▶ [Stored data]:

※ ※ ※

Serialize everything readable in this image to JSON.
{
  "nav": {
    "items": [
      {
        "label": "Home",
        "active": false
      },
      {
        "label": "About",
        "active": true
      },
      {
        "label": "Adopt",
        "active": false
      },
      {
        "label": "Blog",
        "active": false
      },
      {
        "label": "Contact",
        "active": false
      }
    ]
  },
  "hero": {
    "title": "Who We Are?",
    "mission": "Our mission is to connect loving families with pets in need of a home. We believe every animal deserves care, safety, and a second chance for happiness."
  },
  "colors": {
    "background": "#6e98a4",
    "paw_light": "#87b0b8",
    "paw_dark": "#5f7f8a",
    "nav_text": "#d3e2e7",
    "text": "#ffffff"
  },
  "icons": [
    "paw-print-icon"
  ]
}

※ ※ ※

▶ [Exercise instructions]: From the entries above, copy each line holding "label".

▶ [Answer]:
        "label": "Home",
        "label": "About",
        "label": "Adopt",
        "label": "Blog",
        "label": "Contact",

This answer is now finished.